— Your goal —
Please transcribe the data that follows without the pictures, keeping every word the same.

+ + + + +

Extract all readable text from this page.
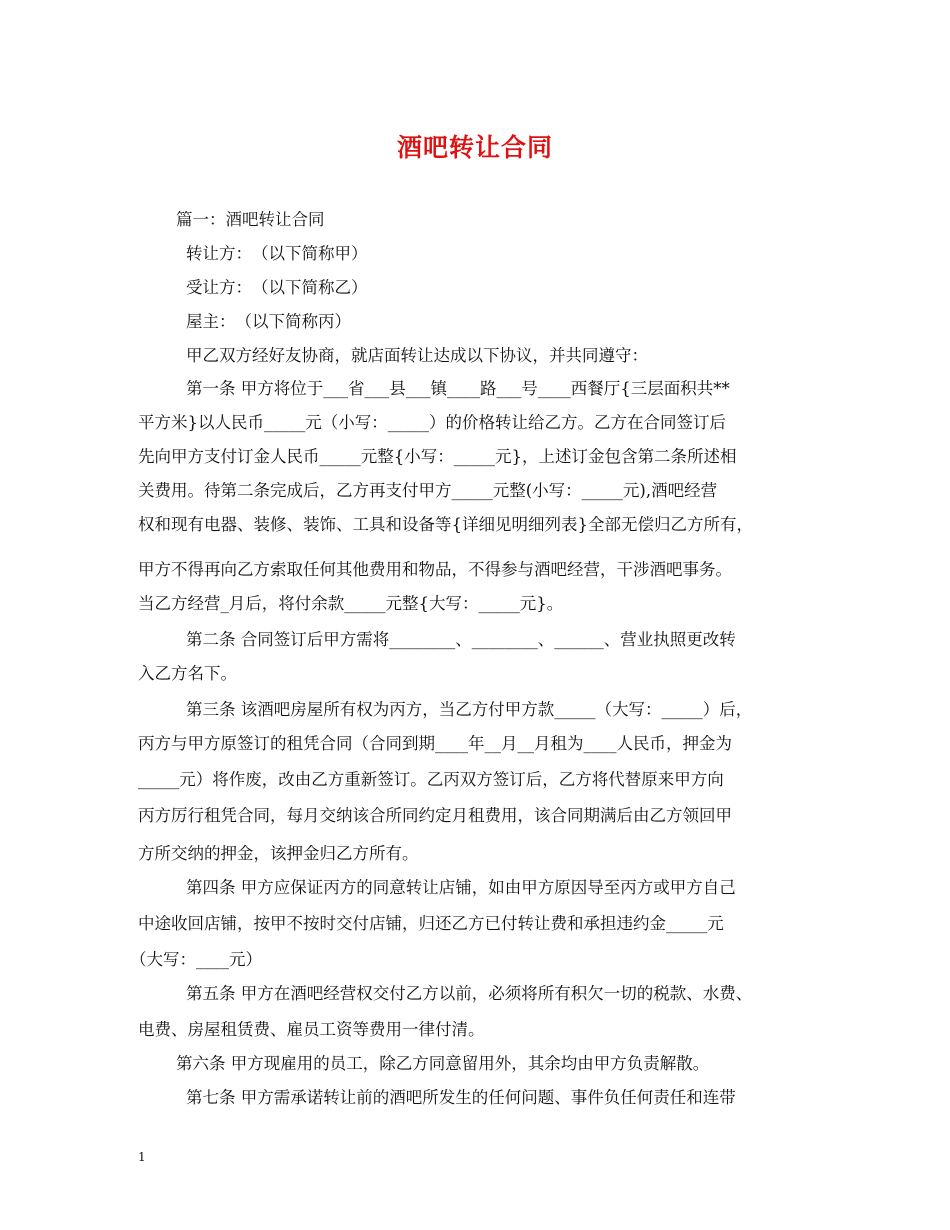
酒吧转让合同

篇一：酒吧转让合同

转让方：　（以下简称甲）

受让方：　（以下简称乙）

屋主：　（以下简称丙）

甲乙双方经好友协商，就店面转让达成以下协议，并共同遵守：

第一条 甲方将位于___省___县___镇____路___号____西餐厅{三层面积共**

平方米}以人民币_____元（小写：_____）的价格转让给乙方。乙方在合同签订后

先向甲方支付订金人民币_____元整{小写：_____元}，上述订金包含第二条所述相

关费用。待第二条完成后，乙方再支付甲方_____元整(小写：_____元),酒吧经营

权和现有电器、装修、装饰、工具和设备等{详细见明细列表}全部无偿归乙方所有，

甲方不得再向乙方索取任何其他费用和物品，不得参与酒吧经营，干涉酒吧事务。

当乙方经营_月后，将付余款_____元整{大写：_____元}。

第二条 合同签订后甲方需将________、________、______、营业执照更改转

入乙方名下。

第三条 该酒吧房屋所有权为丙方，当乙方付甲方款_____（大写：_____）后，

丙方与甲方原签订的租凭合同（合同到期____年__月__月租为____人民币，押金为

_____元）将作废，改由乙方重新签订。乙丙双方签订后，乙方将代替原来甲方向

丙方厉行租凭合同，每月交纳该合所同约定月租费用，该合同期满后由乙方领回甲

方所交纳的押金，该押金归乙方所有。

第四条 甲方应保证丙方的同意转让店铺，如由甲方原因导至丙方或甲方自己

中途收回店铺，按甲不按时交付店铺，归还乙方已付转让费和承担违约金_____元

（大写：____元）

第五条 甲方在酒吧经营权交付乙方以前，必须将所有积欠一切的税款、水费、

电费、房屋租赁费、雇员工资等费用一律付清。

第六条 甲方现雇用的员工，除乙方同意留用外，其余均由甲方负责解散。

第七条 甲方需承诺转让前的酒吧所发生的任何问题、事件负任何责任和连带

1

+ + + + +

— Response —
Extract all readable text from this page.
酒吧转让合同

篇一：酒吧转让合同

转让方：　（以下简称甲）

受让方：　（以下简称乙）

屋主：　（以下简称丙）

甲乙双方经好友协商，就店面转让达成以下协议，并共同遵守：

第一条 甲方将位于___省___县___镇____路___号____西餐厅{三层面积共**

平方米}以人民币_____元（小写：_____）的价格转让给乙方。乙方在合同签订后

先向甲方支付订金人民币_____元整{小写：_____元}，上述订金包含第二条所述相

关费用。待第二条完成后，乙方再支付甲方_____元整(小写：_____元),酒吧经营

权和现有电器、装修、装饰、工具和设备等{详细见明细列表}全部无偿归乙方所有，

甲方不得再向乙方索取任何其他费用和物品，不得参与酒吧经营，干涉酒吧事务。

当乙方经营_月后，将付余款_____元整{大写：_____元}。

第二条 合同签订后甲方需将________、________、______、营业执照更改转

入乙方名下。

第三条 该酒吧房屋所有权为丙方，当乙方付甲方款_____（大写：_____）后，

丙方与甲方原签订的租凭合同（合同到期____年__月__月租为____人民币，押金为

_____元）将作废，改由乙方重新签订。乙丙双方签订后，乙方将代替原来甲方向

丙方厉行租凭合同，每月交纳该合所同约定月租费用，该合同期满后由乙方领回甲

方所交纳的押金，该押金归乙方所有。

第四条 甲方应保证丙方的同意转让店铺，如由甲方原因导至丙方或甲方自己

中途收回店铺，按甲不按时交付店铺，归还乙方已付转让费和承担违约金_____元

（大写：____元）

第五条 甲方在酒吧经营权交付乙方以前，必须将所有积欠一切的税款、水费、

电费、房屋租赁费、雇员工资等费用一律付清。

第六条 甲方现雇用的员工，除乙方同意留用外，其余均由甲方负责解散。

第七条 甲方需承诺转让前的酒吧所发生的任何问题、事件负任何责任和连带

1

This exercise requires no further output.